Work instructions:
A - From the forum post on comparing two CSV files, list every column header of DATA1.csv.
B - Switch "conventional" to "standard" in the entries, from the line with "Patent image size: (1020, 1130)." up to and including the final line of the entries, and give back only those lines with nothing else altered.

Reading text:
________________________

Bash script to compare and generate csv datafile-CodePudding

I have two CSV files data1.csv and data2.csv the content is something like this (with headers) :

DATA1.csv

Client Name;strnu;addr;fav
MAD01;HDGF;11;V PO
CVOJF01;HHD-;635;V T
LINKO10;DH--JDH;98;V ZZ

DATA2.csv

USER;BINin;TYPE
XXMAD01XXXHDGFXX;11;N
KJDGD;635;M
CVOJF01XXHHD;635;N

Issues :

The value of the 1st and 2nd column of DATA1.csv exist randomly in the first column of DATA2.csv. For example MAD01;HDGF exist in the first column of DATA2 ***MAD01***HDGF** (* can be alphanum and/or symbols charachter) and MAD01;HDGF might not be in the same order in the column USER of DATA2.
The value of strnum in DATA1 is equal to the value of the column BINin in DATA2
The column fav DATA1 is the same as TYPE in DATA2 because V T = M and V PO = N (some other valuses may exist but we won't need them for example line 3 of DATA1 it should be ignored)

N.B: some data may exist in a file but not the other.

my bash script needs to generate a new CSV file that should contain:

The column USER from DATA2
Client Name and strnu from DATA1
BINin from DATA2 only if it's equal to the corespondent line and value of strnu DATA1
TYPE using M N Format and making sure to respect the condition that V T = M and V PO = N

The first thing i tried was usuing grep to search for lines that exist in both files

#!/bin/sh

DATA1="${1}"
DATA2="${2}"

________________________

Information provided:
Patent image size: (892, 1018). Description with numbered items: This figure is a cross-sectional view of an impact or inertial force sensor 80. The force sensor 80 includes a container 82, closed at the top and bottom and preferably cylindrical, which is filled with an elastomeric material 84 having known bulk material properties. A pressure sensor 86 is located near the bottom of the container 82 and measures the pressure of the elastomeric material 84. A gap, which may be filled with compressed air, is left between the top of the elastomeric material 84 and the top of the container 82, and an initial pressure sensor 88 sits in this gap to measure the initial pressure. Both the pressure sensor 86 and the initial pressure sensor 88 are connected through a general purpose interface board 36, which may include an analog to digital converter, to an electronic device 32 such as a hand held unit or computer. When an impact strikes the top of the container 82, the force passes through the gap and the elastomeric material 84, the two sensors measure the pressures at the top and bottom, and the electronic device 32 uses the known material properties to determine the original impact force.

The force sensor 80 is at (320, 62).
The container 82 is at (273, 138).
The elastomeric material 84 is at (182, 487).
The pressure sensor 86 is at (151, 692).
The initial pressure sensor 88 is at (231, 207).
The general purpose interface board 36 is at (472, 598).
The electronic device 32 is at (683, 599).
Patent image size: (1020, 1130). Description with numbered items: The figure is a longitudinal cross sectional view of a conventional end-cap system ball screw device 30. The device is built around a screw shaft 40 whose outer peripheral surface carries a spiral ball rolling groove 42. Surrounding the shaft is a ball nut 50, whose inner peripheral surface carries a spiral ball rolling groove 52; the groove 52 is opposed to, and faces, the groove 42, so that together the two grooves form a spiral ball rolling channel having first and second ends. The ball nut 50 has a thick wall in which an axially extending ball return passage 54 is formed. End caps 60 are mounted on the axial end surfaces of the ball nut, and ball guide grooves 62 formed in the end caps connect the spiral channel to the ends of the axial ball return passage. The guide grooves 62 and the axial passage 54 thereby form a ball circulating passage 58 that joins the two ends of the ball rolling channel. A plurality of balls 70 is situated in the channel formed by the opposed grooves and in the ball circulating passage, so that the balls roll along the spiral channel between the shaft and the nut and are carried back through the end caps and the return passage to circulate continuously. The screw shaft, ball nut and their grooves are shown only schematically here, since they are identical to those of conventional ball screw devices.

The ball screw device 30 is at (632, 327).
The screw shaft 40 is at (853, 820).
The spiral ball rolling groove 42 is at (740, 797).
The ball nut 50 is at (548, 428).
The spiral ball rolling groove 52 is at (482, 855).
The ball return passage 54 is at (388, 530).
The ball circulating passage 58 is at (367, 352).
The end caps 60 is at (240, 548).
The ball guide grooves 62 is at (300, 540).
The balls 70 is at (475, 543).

________________________

Solutions to each task:
A - Client Name, strnu, addr, fav

B -
Patent image size: (1020, 1130). Description with numbered items: The figure is a longitudinal cross sectional view of a standard end-cap system ball screw device 30. The device is built around a screw shaft 40 whose outer peripheral surface carries a spiral ball rolling groove 42. Surrounding the shaft is a ball nut 50, whose inner peripheral surface carries a spiral ball rolling groove 52; the groove 52 is opposed to, and faces, the groove 42, so that together the two grooves form a spiral ball rolling channel having first and second ends. The ball nut 50 has a thick wall in which an axially extending ball return passage 54 is formed. End caps 60 are mounted on the axial end surfaces of the ball nut, and ball guide grooves 62 formed in the end caps connect the spiral channel to the ends of the axial ball return passage. The guide grooves 62 and the axial passage 54 thereby form a ball circulating passage 58 that joins the two ends of the ball rolling channel. A plurality of balls 70 is situated in the channel formed by the opposed grooves and in the ball circulating passage, so that the balls roll along the spiral channel between the shaft and the nut and are carried back through the end caps and the return passage to circulate continuously. The screw shaft, ball nut and their grooves are shown only schematically here, since they are identical to those of standard ball screw devices.

The ball screw device 30 is at (632, 327).
The screw shaft 40 is at (853, 820).
The spiral ball rolling groove 42 is at (740, 797).
The ball nut 50 is at (548, 428).
The spiral ball rolling groove 52 is at (482, 855).
The ball return passage 54 is at (388, 530).
The ball circulating passage 58 is at (367, 352).
The end caps 60 is at (240, 548).
The ball guide grooves 62 is at (300, 540).
The balls 70 is at (475, 543).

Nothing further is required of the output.